> _GIVEN EXERCISE_:
Render the following material again verbatim, leaving nothing out.

[Saved data entries]
....................

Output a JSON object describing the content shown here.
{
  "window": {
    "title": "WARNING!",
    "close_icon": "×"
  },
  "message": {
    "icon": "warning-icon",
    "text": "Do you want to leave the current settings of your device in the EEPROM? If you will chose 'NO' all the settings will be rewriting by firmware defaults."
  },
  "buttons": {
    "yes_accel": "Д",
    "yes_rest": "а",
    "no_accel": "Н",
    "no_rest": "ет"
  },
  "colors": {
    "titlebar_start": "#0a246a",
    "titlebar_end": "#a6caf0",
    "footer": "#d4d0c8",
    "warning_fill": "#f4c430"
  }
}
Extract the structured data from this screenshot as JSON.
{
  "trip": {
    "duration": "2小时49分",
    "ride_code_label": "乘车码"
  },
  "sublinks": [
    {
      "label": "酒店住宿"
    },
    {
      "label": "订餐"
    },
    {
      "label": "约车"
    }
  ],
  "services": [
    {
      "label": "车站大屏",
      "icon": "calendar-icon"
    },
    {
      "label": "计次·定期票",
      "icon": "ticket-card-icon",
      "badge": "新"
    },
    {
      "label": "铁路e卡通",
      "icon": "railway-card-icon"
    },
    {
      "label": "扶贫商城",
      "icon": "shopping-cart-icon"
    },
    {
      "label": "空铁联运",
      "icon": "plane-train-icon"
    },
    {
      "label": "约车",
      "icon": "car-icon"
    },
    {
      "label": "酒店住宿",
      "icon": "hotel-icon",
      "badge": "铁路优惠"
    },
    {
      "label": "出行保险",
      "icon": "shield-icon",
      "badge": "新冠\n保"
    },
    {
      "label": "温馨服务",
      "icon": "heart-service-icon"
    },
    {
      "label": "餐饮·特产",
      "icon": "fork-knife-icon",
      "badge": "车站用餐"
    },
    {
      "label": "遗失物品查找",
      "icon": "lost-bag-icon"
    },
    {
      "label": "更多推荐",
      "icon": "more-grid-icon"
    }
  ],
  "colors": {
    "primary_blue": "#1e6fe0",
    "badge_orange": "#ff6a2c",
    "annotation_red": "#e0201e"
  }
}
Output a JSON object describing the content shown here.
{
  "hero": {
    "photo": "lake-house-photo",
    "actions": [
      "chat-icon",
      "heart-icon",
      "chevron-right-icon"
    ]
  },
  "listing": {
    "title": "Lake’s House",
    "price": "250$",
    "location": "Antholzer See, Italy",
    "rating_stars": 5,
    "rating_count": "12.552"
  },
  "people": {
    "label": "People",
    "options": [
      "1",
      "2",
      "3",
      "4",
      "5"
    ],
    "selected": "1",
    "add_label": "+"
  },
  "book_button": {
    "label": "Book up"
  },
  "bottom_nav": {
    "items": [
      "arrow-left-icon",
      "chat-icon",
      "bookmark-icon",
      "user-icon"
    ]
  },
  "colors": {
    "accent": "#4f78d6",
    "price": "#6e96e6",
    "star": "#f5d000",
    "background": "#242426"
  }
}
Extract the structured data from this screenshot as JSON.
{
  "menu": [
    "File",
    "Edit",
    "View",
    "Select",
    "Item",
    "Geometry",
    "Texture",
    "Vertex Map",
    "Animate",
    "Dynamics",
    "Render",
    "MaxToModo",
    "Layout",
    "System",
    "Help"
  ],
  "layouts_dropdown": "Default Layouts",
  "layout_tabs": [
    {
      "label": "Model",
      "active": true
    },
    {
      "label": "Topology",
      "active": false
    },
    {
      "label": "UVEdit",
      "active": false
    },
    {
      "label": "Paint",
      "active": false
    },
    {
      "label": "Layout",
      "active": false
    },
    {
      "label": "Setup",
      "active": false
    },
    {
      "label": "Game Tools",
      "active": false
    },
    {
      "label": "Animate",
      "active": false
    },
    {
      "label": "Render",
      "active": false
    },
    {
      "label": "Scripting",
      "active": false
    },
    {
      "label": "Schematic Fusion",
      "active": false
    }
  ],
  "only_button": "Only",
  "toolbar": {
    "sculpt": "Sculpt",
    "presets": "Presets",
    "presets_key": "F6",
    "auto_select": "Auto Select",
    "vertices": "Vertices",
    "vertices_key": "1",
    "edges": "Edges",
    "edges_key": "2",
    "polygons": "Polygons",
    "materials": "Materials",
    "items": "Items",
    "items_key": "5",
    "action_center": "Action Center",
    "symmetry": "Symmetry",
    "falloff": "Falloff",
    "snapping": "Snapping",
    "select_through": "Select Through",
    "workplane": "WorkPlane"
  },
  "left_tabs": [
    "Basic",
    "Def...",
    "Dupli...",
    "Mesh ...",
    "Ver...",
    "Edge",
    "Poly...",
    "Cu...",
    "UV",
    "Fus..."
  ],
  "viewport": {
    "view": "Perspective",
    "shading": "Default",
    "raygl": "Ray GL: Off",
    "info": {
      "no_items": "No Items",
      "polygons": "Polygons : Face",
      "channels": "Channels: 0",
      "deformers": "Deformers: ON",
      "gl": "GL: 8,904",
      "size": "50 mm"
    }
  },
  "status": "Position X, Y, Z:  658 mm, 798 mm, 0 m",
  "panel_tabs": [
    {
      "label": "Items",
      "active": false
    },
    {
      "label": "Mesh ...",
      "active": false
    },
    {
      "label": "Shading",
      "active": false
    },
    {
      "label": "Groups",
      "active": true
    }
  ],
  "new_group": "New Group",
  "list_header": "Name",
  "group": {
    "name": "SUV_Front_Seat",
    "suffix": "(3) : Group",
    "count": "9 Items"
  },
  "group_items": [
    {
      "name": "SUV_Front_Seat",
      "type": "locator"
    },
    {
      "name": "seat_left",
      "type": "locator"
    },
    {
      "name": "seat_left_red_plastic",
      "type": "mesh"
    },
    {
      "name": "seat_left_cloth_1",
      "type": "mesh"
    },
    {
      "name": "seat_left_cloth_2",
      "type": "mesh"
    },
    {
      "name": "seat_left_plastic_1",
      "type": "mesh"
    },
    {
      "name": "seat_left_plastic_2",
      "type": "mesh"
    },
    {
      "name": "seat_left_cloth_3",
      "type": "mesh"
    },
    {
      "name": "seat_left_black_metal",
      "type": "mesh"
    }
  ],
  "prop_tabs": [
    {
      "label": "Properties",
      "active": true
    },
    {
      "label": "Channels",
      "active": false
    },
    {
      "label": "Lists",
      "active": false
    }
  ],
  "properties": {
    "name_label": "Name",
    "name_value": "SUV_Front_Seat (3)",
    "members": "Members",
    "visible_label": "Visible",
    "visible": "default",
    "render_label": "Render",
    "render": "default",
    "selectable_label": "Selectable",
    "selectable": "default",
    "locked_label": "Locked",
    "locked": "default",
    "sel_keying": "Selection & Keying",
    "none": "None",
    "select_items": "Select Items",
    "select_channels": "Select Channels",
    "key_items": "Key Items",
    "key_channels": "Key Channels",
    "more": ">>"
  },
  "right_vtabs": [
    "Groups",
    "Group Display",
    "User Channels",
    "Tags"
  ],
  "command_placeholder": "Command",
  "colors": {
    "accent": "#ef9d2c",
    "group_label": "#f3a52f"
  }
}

....................

> _OUTPUT FOR THIS EXERCISE_:
Output a JSON object describing the content shown here.
{
  "window": {
    "title": "WARNING!",
    "close_icon": "×"
  },
  "message": {
    "icon": "warning-icon",
    "text": "Do you want to leave the current settings of your device in the EEPROM? If you will chose 'NO' all the settings will be rewriting by firmware defaults."
  },
  "buttons": {
    "yes_accel": "Д",
    "yes_rest": "а",
    "no_accel": "Н",
    "no_rest": "ет"
  },
  "colors": {
    "titlebar_start": "#0a246a",
    "titlebar_end": "#a6caf0",
    "footer": "#d4d0c8",
    "warning_fill": "#f4c430"
  }
}
Extract the structured data from this screenshot as JSON.
{
  "trip": {
    "duration": "2小时49分",
    "ride_code_label": "乘车码"
  },
  "sublinks": [
    {
      "label": "酒店住宿"
    },
    {
      "label": "订餐"
    },
    {
      "label": "约车"
    }
  ],
  "services": [
    {
      "label": "车站大屏",
      "icon": "calendar-icon"
    },
    {
      "label": "计次·定期票",
      "icon": "ticket-card-icon",
      "badge": "新"
    },
    {
      "label": "铁路e卡通",
      "icon": "railway-card-icon"
    },
    {
      "label": "扶贫商城",
      "icon": "shopping-cart-icon"
    },
    {
      "label": "空铁联运",
      "icon": "plane-train-icon"
    },
    {
      "label": "约车",
      "icon": "car-icon"
    },
    {
      "label": "酒店住宿",
      "icon": "hotel-icon",
      "badge": "铁路优惠"
    },
    {
      "label": "出行保险",
      "icon": "shield-icon",
      "badge": "新冠\n保"
    },
    {
      "label": "温馨服务",
      "icon": "heart-service-icon"
    },
    {
      "label": "餐饮·特产",
      "icon": "fork-knife-icon",
      "badge": "车站用餐"
    },
    {
      "label": "遗失物品查找",
      "icon": "lost-bag-icon"
    },
    {
      "label": "更多推荐",
      "icon": "more-grid-icon"
    }
  ],
  "colors": {
    "primary_blue": "#1e6fe0",
    "badge_orange": "#ff6a2c",
    "annotation_red": "#e0201e"
  }
}
Output a JSON object describing the content shown here.
{
  "hero": {
    "photo": "lake-house-photo",
    "actions": [
      "chat-icon",
      "heart-icon",
      "chevron-right-icon"
    ]
  },
  "listing": {
    "title": "Lake’s House",
    "price": "250$",
    "location": "Antholzer See, Italy",
    "rating_stars": 5,
    "rating_count": "12.552"
  },
  "people": {
    "label": "People",
    "options": [
      "1",
      "2",
      "3",
      "4",
      "5"
    ],
    "selected": "1",
    "add_label": "+"
  },
  "book_button": {
    "label": "Book up"
  },
  "bottom_nav": {
    "items": [
      "arrow-left-icon",
      "chat-icon",
      "bookmark-icon",
      "user-icon"
    ]
  },
  "colors": {
    "accent": "#4f78d6",
    "price": "#6e96e6",
    "star": "#f5d000",
    "background": "#242426"
  }
}
Extract the structured data from this screenshot as JSON.
{
  "menu": [
    "File",
    "Edit",
    "View",
    "Select",
    "Item",
    "Geometry",
    "Texture",
    "Vertex Map",
    "Animate",
    "Dynamics",
    "Render",
    "MaxToModo",
    "Layout",
    "System",
    "Help"
  ],
  "layouts_dropdown": "Default Layouts",
  "layout_tabs": [
    {
      "label": "Model",
      "active": true
    },
    {
      "label": "Topology",
      "active": false
    },
    {
      "label": "UVEdit",
      "active": false
    },
    {
      "label": "Paint",
      "active": false
    },
    {
      "label": "Layout",
      "active": false
    },
    {
      "label": "Setup",
      "active": false
    },
    {
      "label": "Game Tools",
      "active": false
    },
    {
      "label": "Animate",
      "active": false
    },
    {
      "label": "Render",
      "active": false
    },
    {
      "label": "Scripting",
      "active": false
    },
    {
      "label": "Schematic Fusion",
      "active": false
    }
  ],
  "only_button": "Only",
  "toolbar": {
    "sculpt": "Sculpt",
    "presets": "Presets",
    "presets_key": "F6",
    "auto_select": "Auto Select",
    "vertices": "Vertices",
    "vertices_key": "1",
    "edges": "Edges",
    "edges_key": "2",
    "polygons": "Polygons",
    "materials": "Materials",
    "items": "Items",
    "items_key": "5",
    "action_center": "Action Center",
    "symmetry": "Symmetry",
    "falloff": "Falloff",
    "snapping": "Snapping",
    "select_through": "Select Through",
    "workplane": "WorkPlane"
  },
  "left_tabs": [
    "Basic",
    "Def...",
    "Dupli...",
    "Mesh ...",
    "Ver...",
    "Edge",
    "Poly...",
    "Cu...",
    "UV",
    "Fus..."
  ],
  "viewport": {
    "view": "Perspective",
    "shading": "Default",
    "raygl": "Ray GL: Off",
    "info": {
      "no_items": "No Items",
      "polygons": "Polygons : Face",
      "channels": "Channels: 0",
      "deformers": "Deformers: ON",
      "gl": "GL: 8,904",
      "size": "50 mm"
    }
  },
  "status": "Position X, Y, Z:  658 mm, 798 mm, 0 m",
  "panel_tabs": [
    {
      "label": "Items",
      "active": false
    },
    {
      "label": "Mesh ...",
      "active": false
    },
    {
      "label": "Shading",
      "active": false
    },
    {
      "label": "Groups",
      "active": true
    }
  ],
  "new_group": "New Group",
  "list_header": "Name",
  "group": {
    "name": "SUV_Front_Seat",
    "suffix": "(3) : Group",
    "count": "9 Items"
  },
  "group_items": [
    {
      "name": "SUV_Front_Seat",
      "type": "locator"
    },
    {
      "name": "seat_left",
      "type": "locator"
    },
    {
      "name": "seat_left_red_plastic",
      "type": "mesh"
    },
    {
      "name": "seat_left_cloth_1",
      "type": "mesh"
    },
    {
      "name": "seat_left_cloth_2",
      "type": "mesh"
    },
    {
      "name": "seat_left_plastic_1",
      "type": "mesh"
    },
    {
      "name": "seat_left_plastic_2",
      "type": "mesh"
    },
    {
      "name": "seat_left_cloth_3",
      "type": "mesh"
    },
    {
      "name": "seat_left_black_metal",
      "type": "mesh"
    }
  ],
  "prop_tabs": [
    {
      "label": "Properties",
      "active": true
    },
    {
      "label": "Channels",
      "active": false
    },
    {
      "label": "Lists",
      "active": false
    }
  ],
  "properties": {
    "name_label": "Name",
    "name_value": "SUV_Front_Seat (3)",
    "members": "Members",
    "visible_label": "Visible",
    "visible": "default",
    "render_label": "Render",
    "render": "default",
    "selectable_label": "Selectable",
    "selectable": "default",
    "locked_label": "Locked",
    "locked": "default",
    "sel_keying": "Selection & Keying",
    "none": "None",
    "select_items": "Select Items",
    "select_channels": "Select Channels",
    "key_items": "Key Items",
    "key_channels": "Key Channels",
    "more": ">>"
  },
  "right_vtabs": [
    "Groups",
    "Group Display",
    "User Channels",
    "Tags"
  ],
  "command_placeholder": "Command",
  "colors": {
    "accent": "#ef9d2c",
    "group_label": "#f3a52f"
  }
}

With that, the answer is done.